## [EXERCISE PROMPT]
Scan the records below. List lines holding "marker".

## [RECORDS SUPPLIED]
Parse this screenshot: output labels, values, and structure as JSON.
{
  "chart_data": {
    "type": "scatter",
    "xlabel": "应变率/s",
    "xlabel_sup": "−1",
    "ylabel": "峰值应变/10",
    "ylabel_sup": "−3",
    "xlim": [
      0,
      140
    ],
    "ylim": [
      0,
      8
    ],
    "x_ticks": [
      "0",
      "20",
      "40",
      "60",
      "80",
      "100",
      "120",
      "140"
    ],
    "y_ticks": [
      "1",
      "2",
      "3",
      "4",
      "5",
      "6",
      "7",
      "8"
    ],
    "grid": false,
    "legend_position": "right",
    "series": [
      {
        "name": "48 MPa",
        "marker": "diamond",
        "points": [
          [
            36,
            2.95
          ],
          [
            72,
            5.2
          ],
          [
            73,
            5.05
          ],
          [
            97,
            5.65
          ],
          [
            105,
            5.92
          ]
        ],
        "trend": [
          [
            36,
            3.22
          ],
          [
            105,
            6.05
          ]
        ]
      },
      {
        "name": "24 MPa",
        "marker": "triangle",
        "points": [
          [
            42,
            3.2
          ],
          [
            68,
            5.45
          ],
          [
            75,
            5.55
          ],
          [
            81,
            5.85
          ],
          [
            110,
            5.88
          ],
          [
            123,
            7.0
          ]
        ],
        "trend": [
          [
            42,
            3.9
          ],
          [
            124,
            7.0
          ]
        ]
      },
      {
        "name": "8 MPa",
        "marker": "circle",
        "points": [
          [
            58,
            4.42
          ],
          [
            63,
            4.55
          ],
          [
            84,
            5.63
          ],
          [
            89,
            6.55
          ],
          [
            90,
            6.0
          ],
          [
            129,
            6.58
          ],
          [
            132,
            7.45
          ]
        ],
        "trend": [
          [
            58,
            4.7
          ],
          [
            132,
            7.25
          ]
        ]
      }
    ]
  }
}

## [TASK RESPONSE]
        "marker": "diamond",
        "marker": "triangle",
        "marker": "circle",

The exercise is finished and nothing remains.